*KETENTUAN TUGAS:*
Hitung berapa baris data di bawah ini yang memuat kata "groove". Tuliskan angkanya saja.

*DATA YANG DIBERIKAN:*
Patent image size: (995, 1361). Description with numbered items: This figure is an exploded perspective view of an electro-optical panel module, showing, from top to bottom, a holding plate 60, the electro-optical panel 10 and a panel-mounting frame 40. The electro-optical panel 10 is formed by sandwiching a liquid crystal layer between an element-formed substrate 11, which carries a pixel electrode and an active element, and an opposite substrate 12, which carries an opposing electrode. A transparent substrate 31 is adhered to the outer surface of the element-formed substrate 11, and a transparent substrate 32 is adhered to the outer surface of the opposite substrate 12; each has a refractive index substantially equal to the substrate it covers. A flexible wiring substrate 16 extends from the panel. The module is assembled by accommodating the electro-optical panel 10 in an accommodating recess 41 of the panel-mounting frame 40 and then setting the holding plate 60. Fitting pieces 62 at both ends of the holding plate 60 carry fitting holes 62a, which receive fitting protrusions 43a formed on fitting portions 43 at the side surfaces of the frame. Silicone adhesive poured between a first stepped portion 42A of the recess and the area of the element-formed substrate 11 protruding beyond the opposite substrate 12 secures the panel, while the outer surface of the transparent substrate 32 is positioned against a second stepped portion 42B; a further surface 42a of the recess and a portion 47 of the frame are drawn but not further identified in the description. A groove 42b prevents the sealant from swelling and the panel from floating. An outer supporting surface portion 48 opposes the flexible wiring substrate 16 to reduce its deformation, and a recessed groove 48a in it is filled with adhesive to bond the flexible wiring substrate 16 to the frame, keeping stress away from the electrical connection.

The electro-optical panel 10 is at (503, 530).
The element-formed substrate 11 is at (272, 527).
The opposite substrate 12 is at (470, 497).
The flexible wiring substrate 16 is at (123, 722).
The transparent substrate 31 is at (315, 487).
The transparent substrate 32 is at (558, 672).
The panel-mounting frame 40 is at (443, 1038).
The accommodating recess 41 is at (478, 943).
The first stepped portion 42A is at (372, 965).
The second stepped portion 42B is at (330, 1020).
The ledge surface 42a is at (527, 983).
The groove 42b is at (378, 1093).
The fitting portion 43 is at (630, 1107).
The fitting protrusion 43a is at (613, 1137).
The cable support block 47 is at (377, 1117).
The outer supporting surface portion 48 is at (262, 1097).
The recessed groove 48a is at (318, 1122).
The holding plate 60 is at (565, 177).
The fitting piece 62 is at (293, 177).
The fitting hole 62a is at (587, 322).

*JAWABAN:*
3